AIM - Give the records back in full, exactly as they read.

──────── THE RECORDS ────────

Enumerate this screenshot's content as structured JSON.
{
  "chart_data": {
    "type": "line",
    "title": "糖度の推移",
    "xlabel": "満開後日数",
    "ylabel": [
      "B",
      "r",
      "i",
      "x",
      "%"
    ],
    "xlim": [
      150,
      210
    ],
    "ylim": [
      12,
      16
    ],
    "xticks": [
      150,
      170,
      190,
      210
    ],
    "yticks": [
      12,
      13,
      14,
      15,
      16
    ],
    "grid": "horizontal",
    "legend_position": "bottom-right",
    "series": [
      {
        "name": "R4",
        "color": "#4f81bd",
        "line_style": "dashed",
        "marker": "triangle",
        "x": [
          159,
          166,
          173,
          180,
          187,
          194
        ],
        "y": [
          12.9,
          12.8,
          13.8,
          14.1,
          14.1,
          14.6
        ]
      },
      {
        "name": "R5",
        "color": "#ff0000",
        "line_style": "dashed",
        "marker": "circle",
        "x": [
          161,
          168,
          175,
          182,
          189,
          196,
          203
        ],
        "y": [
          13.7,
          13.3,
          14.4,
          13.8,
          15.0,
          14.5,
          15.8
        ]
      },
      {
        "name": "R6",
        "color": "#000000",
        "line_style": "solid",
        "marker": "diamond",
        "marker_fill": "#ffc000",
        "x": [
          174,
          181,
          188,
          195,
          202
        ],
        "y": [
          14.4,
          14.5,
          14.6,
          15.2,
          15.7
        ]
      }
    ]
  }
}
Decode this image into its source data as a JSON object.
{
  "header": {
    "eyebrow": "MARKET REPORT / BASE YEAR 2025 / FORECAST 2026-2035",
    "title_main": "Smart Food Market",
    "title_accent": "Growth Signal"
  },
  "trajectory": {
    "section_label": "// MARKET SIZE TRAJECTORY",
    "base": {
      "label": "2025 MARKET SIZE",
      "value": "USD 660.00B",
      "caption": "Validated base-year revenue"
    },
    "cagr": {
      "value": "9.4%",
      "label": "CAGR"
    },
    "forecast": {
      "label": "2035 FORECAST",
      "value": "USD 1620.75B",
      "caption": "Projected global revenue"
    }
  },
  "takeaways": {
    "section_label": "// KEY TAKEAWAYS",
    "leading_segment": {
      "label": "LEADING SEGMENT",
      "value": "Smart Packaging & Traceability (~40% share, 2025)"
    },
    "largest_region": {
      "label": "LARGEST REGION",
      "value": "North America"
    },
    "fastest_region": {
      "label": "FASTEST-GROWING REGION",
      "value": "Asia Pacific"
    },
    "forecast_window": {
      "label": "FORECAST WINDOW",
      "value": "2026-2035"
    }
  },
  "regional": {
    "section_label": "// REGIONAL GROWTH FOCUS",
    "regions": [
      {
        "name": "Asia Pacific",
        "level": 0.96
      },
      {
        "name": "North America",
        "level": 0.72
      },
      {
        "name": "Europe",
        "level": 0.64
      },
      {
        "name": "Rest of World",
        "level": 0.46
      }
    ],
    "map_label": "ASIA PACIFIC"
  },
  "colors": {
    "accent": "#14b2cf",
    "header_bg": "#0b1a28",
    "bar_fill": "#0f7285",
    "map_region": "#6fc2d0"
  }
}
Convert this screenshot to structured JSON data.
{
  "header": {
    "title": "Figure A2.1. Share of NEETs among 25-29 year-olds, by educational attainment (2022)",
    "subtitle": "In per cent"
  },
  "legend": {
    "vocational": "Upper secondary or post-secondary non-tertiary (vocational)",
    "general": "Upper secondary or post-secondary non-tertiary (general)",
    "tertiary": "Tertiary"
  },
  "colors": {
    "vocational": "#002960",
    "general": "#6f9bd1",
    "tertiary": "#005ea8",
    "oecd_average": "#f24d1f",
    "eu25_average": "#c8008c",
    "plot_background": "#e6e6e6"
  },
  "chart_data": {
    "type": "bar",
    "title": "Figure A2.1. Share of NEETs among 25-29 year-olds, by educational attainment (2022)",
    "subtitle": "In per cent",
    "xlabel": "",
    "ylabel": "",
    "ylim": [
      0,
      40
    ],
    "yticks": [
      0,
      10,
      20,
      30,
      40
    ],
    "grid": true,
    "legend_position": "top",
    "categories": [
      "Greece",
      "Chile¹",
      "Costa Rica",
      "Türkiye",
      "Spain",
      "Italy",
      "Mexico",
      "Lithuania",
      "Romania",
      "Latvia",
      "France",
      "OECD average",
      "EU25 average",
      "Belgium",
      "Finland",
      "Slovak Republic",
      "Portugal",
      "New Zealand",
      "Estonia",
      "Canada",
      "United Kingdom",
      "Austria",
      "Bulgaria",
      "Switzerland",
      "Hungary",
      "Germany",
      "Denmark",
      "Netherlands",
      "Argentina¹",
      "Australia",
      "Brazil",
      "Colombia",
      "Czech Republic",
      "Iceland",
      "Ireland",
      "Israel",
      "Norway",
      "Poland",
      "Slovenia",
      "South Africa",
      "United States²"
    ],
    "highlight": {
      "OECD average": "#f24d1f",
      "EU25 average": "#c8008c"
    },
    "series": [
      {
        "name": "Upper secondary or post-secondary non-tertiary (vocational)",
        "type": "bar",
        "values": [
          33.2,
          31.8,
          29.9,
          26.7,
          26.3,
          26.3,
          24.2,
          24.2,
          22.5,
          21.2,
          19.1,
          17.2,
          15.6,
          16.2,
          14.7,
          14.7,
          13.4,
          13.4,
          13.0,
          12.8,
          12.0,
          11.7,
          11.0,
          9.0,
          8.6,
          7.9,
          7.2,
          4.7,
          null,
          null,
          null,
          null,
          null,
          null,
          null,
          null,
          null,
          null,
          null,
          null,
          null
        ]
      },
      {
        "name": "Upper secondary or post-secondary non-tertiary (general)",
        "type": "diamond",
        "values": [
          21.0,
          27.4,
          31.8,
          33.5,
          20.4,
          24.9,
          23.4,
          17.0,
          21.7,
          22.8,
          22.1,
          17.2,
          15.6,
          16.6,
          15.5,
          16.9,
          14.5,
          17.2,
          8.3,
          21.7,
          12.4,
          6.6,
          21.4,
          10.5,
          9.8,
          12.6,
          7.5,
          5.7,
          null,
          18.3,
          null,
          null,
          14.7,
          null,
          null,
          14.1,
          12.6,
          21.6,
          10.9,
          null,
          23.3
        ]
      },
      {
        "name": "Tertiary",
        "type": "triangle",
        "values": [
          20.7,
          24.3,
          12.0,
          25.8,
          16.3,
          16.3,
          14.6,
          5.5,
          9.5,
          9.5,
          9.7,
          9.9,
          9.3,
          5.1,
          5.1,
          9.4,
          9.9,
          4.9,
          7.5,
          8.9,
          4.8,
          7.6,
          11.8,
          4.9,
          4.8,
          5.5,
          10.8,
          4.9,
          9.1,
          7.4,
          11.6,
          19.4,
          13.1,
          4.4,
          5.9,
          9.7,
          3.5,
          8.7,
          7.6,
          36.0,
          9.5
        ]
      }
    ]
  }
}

────────

FINISHED EXERCISE -
Enumerate this screenshot's content as structured JSON.
{
  "chart_data": {
    "type": "line",
    "title": "糖度の推移",
    "xlabel": "満開後日数",
    "ylabel": [
      "B",
      "r",
      "i",
      "x",
      "%"
    ],
    "xlim": [
      150,
      210
    ],
    "ylim": [
      12,
      16
    ],
    "xticks": [
      150,
      170,
      190,
      210
    ],
    "yticks": [
      12,
      13,
      14,
      15,
      16
    ],
    "grid": "horizontal",
    "legend_position": "bottom-right",
    "series": [
      {
        "name": "R4",
        "color": "#4f81bd",
        "line_style": "dashed",
        "marker": "triangle",
        "x": [
          159,
          166,
          173,
          180,
          187,
          194
        ],
        "y": [
          12.9,
          12.8,
          13.8,
          14.1,
          14.1,
          14.6
        ]
      },
      {
        "name": "R5",
        "color": "#ff0000",
        "line_style": "dashed",
        "marker": "circle",
        "x": [
          161,
          168,
          175,
          182,
          189,
          196,
          203
        ],
        "y": [
          13.7,
          13.3,
          14.4,
          13.8,
          15.0,
          14.5,
          15.8
        ]
      },
      {
        "name": "R6",
        "color": "#000000",
        "line_style": "solid",
        "marker": "diamond",
        "marker_fill": "#ffc000",
        "x": [
          174,
          181,
          188,
          195,
          202
        ],
        "y": [
          14.4,
          14.5,
          14.6,
          15.2,
          15.7
        ]
      }
    ]
  }
}
Decode this image into its source data as a JSON object.
{
  "header": {
    "eyebrow": "MARKET REPORT / BASE YEAR 2025 / FORECAST 2026-2035",
    "title_main": "Smart Food Market",
    "title_accent": "Growth Signal"
  },
  "trajectory": {
    "section_label": "// MARKET SIZE TRAJECTORY",
    "base": {
      "label": "2025 MARKET SIZE",
      "value": "USD 660.00B",
      "caption": "Validated base-year revenue"
    },
    "cagr": {
      "value": "9.4%",
      "label": "CAGR"
    },
    "forecast": {
      "label": "2035 FORECAST",
      "value": "USD 1620.75B",
      "caption": "Projected global revenue"
    }
  },
  "takeaways": {
    "section_label": "// KEY TAKEAWAYS",
    "leading_segment": {
      "label": "LEADING SEGMENT",
      "value": "Smart Packaging & Traceability (~40% share, 2025)"
    },
    "largest_region": {
      "label": "LARGEST REGION",
      "value": "North America"
    },
    "fastest_region": {
      "label": "FASTEST-GROWING REGION",
      "value": "Asia Pacific"
    },
    "forecast_window": {
      "label": "FORECAST WINDOW",
      "value": "2026-2035"
    }
  },
  "regional": {
    "section_label": "// REGIONAL GROWTH FOCUS",
    "regions": [
      {
        "name": "Asia Pacific",
        "level": 0.96
      },
      {
        "name": "North America",
        "level": 0.72
      },
      {
        "name": "Europe",
        "level": 0.64
      },
      {
        "name": "Rest of World",
        "level": 0.46
      }
    ],
    "map_label": "ASIA PACIFIC"
  },
  "colors": {
    "accent": "#14b2cf",
    "header_bg": "#0b1a28",
    "bar_fill": "#0f7285",
    "map_region": "#6fc2d0"
  }
}
Convert this screenshot to structured JSON data.
{
  "header": {
    "title": "Figure A2.1. Share of NEETs among 25-29 year-olds, by educational attainment (2022)",
    "subtitle": "In per cent"
  },
  "legend": {
    "vocational": "Upper secondary or post-secondary non-tertiary (vocational)",
    "general": "Upper secondary or post-secondary non-tertiary (general)",
    "tertiary": "Tertiary"
  },
  "colors": {
    "vocational": "#002960",
    "general": "#6f9bd1",
    "tertiary": "#005ea8",
    "oecd_average": "#f24d1f",
    "eu25_average": "#c8008c",
    "plot_background": "#e6e6e6"
  },
  "chart_data": {
    "type": "bar",
    "title": "Figure A2.1. Share of NEETs among 25-29 year-olds, by educational attainment (2022)",
    "subtitle": "In per cent",
    "xlabel": "",
    "ylabel": "",
    "ylim": [
      0,
      40
    ],
    "yticks": [
      0,
      10,
      20,
      30,
      40
    ],
    "grid": true,
    "legend_position": "top",
    "categories": [
      "Greece",
      "Chile¹",
      "Costa Rica",
      "Türkiye",
      "Spain",
      "Italy",
      "Mexico",
      "Lithuania",
      "Romania",
      "Latvia",
      "France",
      "OECD average",
      "EU25 average",
      "Belgium",
      "Finland",
      "Slovak Republic",
      "Portugal",
      "New Zealand",
      "Estonia",
      "Canada",
      "United Kingdom",
      "Austria",
      "Bulgaria",
      "Switzerland",
      "Hungary",
      "Germany",
      "Denmark",
      "Netherlands",
      "Argentina¹",
      "Australia",
      "Brazil",
      "Colombia",
      "Czech Republic",
      "Iceland",
      "Ireland",
      "Israel",
      "Norway",
      "Poland",
      "Slovenia",
      "South Africa",
      "United States²"
    ],
    "highlight": {
      "OECD average": "#f24d1f",
      "EU25 average": "#c8008c"
    },
    "series": [
      {
        "name": "Upper secondary or post-secondary non-tertiary (vocational)",
        "type": "bar",
        "values": [
          33.2,
          31.8,
          29.9,
          26.7,
          26.3,
          26.3,
          24.2,
          24.2,
          22.5,
          21.2,
          19.1,
          17.2,
          15.6,
          16.2,
          14.7,
          14.7,
          13.4,
          13.4,
          13.0,
          12.8,
          12.0,
          11.7,
          11.0,
          9.0,
          8.6,
          7.9,
          7.2,
          4.7,
          null,
          null,
          null,
          null,
          null,
          null,
          null,
          null,
          null,
          null,
          null,
          null,
          null
        ]
      },
      {
        "name": "Upper secondary or post-secondary non-tertiary (general)",
        "type": "diamond",
        "values": [
          21.0,
          27.4,
          31.8,
          33.5,
          20.4,
          24.9,
          23.4,
          17.0,
          21.7,
          22.8,
          22.1,
          17.2,
          15.6,
          16.6,
          15.5,
          16.9,
          14.5,
          17.2,
          8.3,
          21.7,
          12.4,
          6.6,
          21.4,
          10.5,
          9.8,
          12.6,
          7.5,
          5.7,
          null,
          18.3,
          null,
          null,
          14.7,
          null,
          null,
          14.1,
          12.6,
          21.6,
          10.9,
          null,
          23.3
        ]
      },
      {
        "name": "Tertiary",
        "type": "triangle",
        "values": [
          20.7,
          24.3,
          12.0,
          25.8,
          16.3,
          16.3,
          14.6,
          5.5,
          9.5,
          9.5,
          9.7,
          9.9,
          9.3,
          5.1,
          5.1,
          9.4,
          9.9,
          4.9,
          7.5,
          8.9,
          4.8,
          7.6,
          11.8,
          4.9,
          4.8,
          5.5,
          10.8,
          4.9,
          9.1,
          7.4,
          11.6,
          19.4,
          13.1,
          4.4,
          5.9,
          9.7,
          3.5,
          8.7,
          7.6,
          36.0,
          9.5
        ]
      }
    ]
  }
}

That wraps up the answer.